- [TASK OBJECTIVE]: For the records below, give the count of lines holding the word "There" and nothing more.

- [WORKING DATA]:
════════════════
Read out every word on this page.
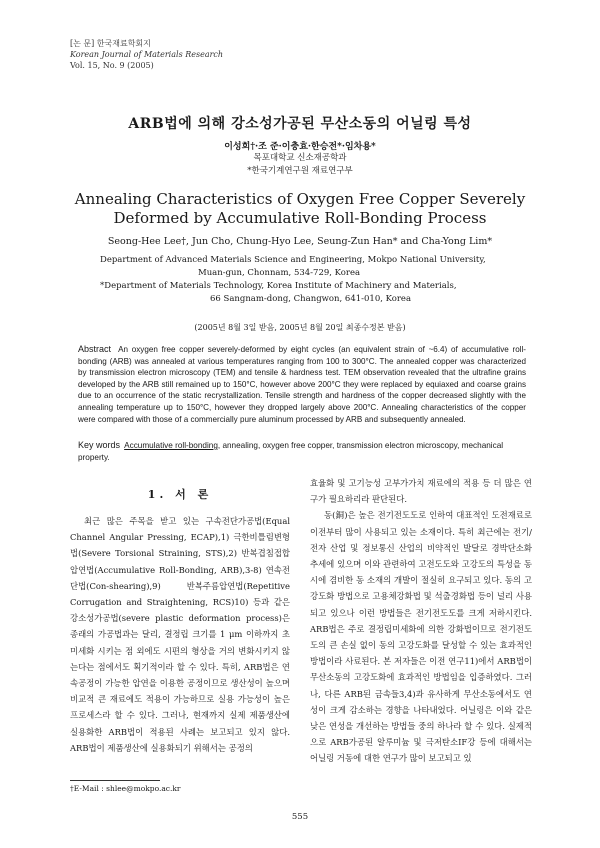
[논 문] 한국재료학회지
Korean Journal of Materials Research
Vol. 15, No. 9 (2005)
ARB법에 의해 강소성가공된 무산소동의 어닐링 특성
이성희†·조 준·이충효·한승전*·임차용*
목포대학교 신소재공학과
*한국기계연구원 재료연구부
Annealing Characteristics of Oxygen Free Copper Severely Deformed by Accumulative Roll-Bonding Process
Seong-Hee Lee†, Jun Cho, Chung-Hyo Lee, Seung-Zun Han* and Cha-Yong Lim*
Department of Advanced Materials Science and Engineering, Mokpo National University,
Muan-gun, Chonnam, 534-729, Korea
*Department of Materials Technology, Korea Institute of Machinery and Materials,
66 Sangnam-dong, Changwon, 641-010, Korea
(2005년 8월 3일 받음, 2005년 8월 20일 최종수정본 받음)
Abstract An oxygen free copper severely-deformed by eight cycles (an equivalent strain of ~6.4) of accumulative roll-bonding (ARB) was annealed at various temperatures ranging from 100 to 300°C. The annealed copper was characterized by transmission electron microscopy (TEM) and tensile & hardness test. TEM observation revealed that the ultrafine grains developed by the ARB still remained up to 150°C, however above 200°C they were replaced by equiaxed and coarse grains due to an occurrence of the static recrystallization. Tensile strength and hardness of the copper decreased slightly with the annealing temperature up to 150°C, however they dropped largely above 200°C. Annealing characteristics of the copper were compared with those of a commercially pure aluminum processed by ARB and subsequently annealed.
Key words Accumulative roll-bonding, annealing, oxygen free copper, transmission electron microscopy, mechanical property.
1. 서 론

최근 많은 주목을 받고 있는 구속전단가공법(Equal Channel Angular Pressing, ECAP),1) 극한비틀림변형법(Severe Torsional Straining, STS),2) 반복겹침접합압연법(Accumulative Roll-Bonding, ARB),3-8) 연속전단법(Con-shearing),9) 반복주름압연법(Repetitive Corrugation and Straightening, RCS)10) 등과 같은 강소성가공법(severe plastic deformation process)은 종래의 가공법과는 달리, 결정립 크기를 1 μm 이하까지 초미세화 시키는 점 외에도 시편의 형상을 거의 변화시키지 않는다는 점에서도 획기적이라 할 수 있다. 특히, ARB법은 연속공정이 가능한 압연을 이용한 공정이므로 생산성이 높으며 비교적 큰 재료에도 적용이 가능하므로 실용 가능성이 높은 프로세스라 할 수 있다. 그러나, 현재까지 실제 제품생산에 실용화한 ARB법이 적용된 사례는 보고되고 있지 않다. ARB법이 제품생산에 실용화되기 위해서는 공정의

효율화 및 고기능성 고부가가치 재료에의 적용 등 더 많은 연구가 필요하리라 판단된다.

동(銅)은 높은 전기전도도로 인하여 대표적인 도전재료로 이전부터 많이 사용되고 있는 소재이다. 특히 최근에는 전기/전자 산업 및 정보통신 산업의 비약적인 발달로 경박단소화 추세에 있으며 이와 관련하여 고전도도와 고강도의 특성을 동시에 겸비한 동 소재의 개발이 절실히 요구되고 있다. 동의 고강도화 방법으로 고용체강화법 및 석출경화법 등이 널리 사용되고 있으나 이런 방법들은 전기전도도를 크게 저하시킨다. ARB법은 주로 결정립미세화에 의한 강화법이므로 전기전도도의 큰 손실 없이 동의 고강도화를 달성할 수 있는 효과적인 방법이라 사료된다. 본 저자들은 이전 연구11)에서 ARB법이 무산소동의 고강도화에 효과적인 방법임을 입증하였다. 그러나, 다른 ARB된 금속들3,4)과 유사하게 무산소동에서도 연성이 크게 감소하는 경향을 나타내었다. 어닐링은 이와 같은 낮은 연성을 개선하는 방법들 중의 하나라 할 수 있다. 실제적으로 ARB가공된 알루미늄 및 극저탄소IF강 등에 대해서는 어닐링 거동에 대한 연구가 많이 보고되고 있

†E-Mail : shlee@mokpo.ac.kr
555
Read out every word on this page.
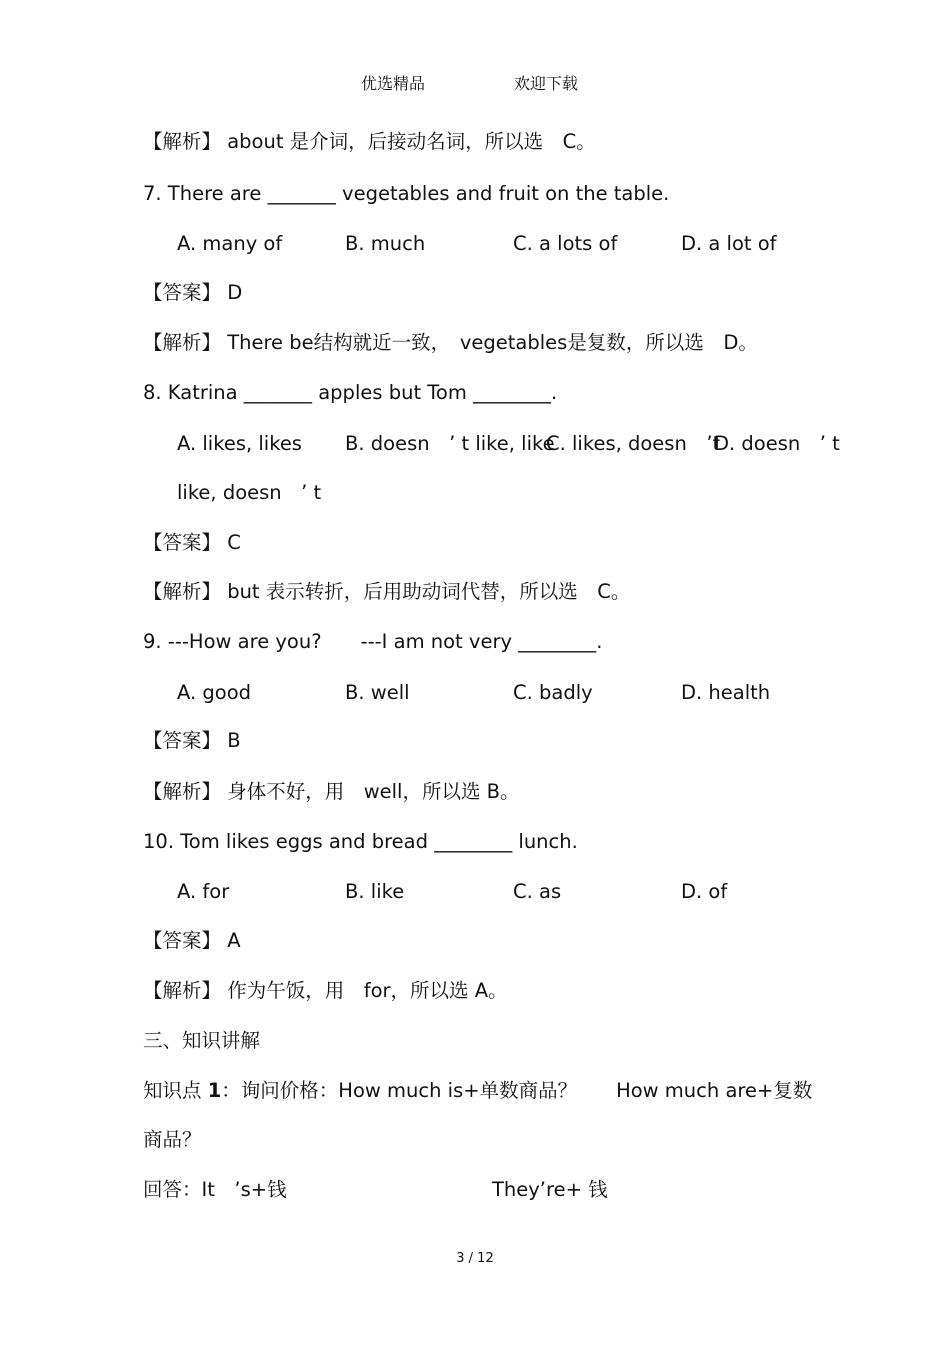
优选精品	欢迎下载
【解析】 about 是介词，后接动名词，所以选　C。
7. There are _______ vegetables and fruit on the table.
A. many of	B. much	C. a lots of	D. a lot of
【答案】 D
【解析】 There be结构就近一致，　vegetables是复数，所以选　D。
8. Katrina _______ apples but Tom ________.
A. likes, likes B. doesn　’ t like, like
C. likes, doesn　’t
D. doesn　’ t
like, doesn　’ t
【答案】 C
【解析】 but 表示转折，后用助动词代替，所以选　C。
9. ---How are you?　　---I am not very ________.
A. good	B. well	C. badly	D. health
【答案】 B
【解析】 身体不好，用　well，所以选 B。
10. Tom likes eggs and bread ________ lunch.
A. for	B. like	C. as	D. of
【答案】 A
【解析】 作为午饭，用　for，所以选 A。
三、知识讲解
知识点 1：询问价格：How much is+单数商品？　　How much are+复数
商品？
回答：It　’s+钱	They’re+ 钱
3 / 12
════════════════
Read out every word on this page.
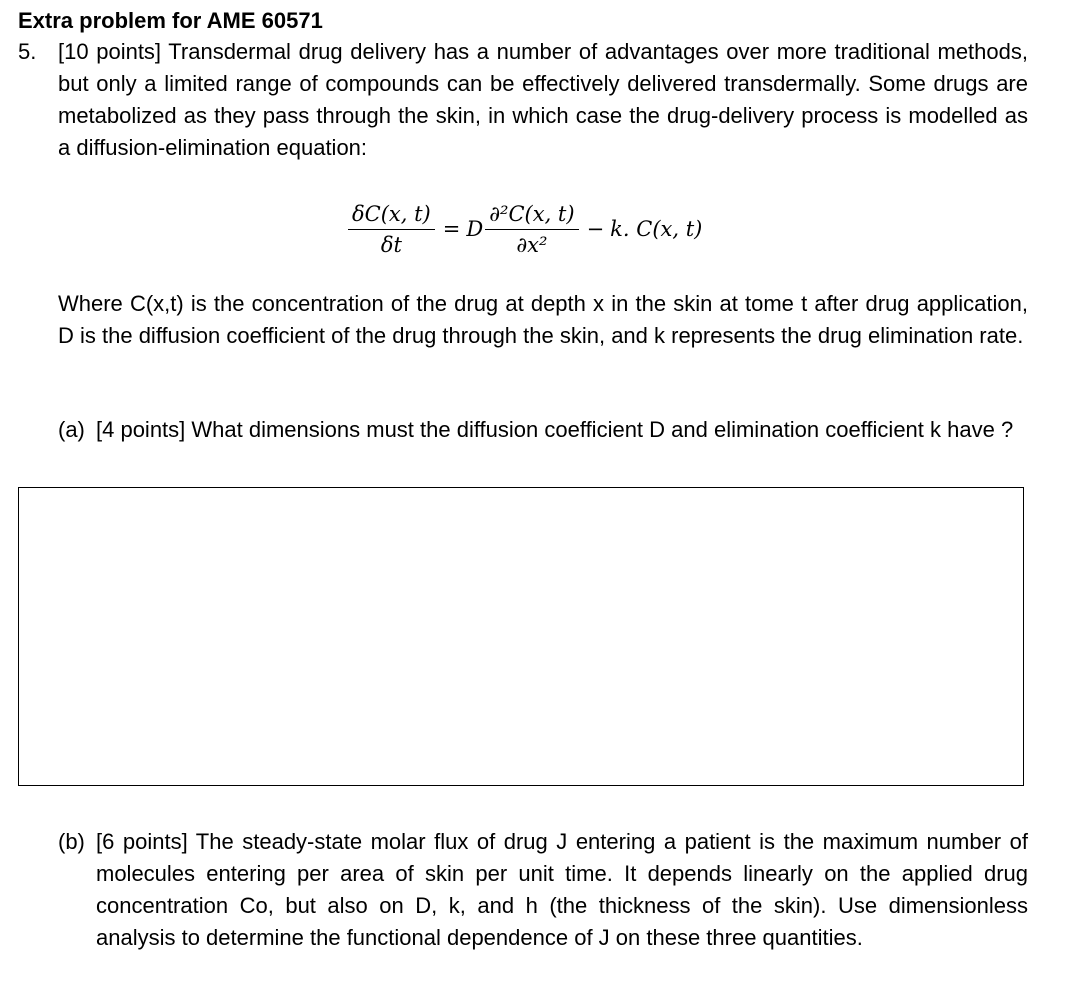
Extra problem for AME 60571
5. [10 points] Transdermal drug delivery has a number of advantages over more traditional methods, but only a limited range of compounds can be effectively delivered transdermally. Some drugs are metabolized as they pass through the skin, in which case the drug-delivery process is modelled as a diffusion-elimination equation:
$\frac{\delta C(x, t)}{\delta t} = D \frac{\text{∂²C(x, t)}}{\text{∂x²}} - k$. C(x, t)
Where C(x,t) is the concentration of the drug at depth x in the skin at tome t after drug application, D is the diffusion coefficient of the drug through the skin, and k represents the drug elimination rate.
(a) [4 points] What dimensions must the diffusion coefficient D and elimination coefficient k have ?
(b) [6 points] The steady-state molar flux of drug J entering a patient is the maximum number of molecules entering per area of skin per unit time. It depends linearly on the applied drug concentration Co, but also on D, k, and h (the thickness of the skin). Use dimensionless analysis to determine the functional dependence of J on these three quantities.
════════════════
- [THE ANSWER]: 2